───── Provided records

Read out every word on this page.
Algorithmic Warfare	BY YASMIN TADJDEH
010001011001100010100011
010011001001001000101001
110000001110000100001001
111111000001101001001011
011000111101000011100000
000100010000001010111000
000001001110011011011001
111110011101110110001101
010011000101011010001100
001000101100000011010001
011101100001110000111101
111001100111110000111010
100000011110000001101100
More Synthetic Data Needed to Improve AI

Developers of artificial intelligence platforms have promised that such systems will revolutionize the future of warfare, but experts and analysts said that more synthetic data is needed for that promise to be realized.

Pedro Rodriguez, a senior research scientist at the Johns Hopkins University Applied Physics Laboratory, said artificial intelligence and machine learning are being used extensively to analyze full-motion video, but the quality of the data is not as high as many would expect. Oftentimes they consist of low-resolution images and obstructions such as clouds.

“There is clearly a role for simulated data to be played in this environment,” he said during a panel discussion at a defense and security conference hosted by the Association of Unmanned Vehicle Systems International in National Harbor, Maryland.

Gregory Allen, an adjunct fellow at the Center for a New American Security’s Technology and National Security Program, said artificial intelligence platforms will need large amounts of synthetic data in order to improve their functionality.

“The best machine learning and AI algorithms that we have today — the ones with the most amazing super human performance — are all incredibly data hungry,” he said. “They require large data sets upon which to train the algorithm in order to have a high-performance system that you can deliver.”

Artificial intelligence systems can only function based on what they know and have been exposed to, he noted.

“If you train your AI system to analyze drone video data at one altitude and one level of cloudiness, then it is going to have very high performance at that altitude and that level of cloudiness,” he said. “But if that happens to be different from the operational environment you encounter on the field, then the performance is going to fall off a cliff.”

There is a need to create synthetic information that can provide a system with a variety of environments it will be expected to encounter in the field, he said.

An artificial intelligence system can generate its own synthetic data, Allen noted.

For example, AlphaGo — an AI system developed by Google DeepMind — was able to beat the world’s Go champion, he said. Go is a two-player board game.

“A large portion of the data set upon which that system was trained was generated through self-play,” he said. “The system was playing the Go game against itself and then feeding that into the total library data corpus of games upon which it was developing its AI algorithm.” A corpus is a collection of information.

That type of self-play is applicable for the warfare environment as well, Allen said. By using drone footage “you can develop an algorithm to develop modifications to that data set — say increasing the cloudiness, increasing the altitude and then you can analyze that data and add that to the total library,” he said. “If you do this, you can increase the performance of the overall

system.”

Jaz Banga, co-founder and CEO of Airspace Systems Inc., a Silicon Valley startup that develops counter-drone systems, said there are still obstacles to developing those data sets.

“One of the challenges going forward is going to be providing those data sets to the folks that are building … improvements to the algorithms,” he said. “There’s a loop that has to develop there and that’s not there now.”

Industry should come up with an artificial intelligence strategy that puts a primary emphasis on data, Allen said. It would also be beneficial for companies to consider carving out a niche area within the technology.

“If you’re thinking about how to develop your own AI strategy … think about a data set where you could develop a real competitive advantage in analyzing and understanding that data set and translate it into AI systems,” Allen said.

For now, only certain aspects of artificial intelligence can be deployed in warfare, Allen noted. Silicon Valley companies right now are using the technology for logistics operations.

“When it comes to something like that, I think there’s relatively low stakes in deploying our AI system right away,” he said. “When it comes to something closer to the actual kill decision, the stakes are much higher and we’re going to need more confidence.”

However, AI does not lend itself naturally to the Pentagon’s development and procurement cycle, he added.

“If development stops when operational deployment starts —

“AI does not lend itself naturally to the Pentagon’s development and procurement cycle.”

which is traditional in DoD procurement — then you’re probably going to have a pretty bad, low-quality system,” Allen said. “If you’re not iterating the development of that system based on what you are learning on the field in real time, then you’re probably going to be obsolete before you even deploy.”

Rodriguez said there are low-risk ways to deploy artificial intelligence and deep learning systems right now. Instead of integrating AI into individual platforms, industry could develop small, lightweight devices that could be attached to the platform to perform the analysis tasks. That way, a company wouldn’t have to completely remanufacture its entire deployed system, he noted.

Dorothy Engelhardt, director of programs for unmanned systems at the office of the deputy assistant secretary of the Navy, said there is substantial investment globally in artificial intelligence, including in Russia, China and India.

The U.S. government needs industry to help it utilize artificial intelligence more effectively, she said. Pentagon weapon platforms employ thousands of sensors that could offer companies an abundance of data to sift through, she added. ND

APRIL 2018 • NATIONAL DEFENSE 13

──────────
───── Provided records

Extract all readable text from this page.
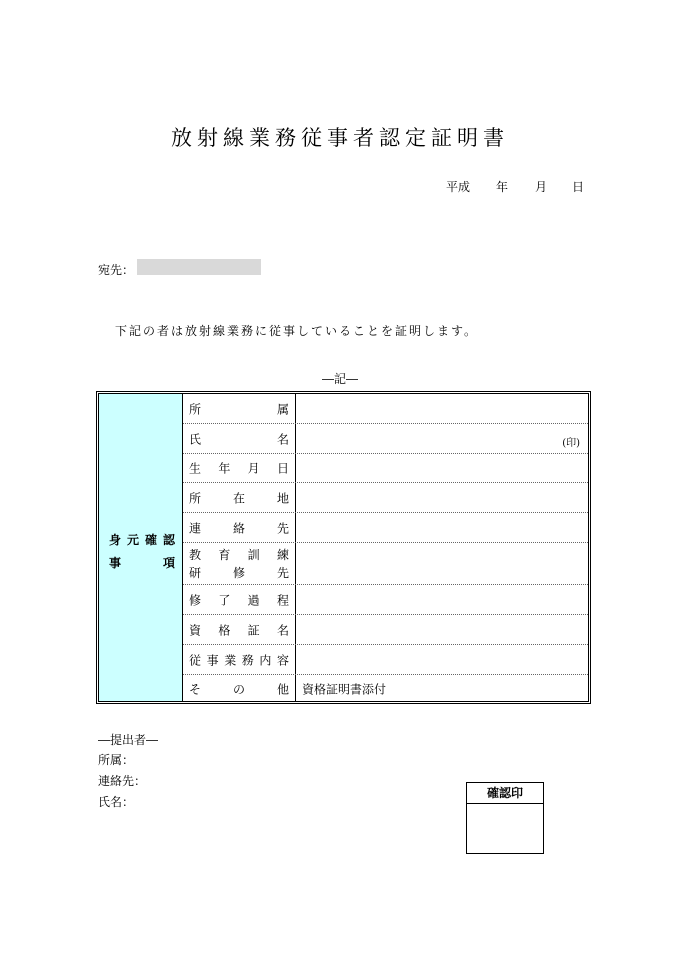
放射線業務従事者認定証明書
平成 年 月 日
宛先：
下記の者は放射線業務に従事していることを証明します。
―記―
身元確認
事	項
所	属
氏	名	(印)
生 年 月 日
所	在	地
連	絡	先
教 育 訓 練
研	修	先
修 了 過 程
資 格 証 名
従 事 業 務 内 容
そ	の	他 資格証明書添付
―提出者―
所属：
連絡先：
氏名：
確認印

──────────

Find the count of lines in the data above where the string "page" occurs. Provide that number alone.

● Task result:
2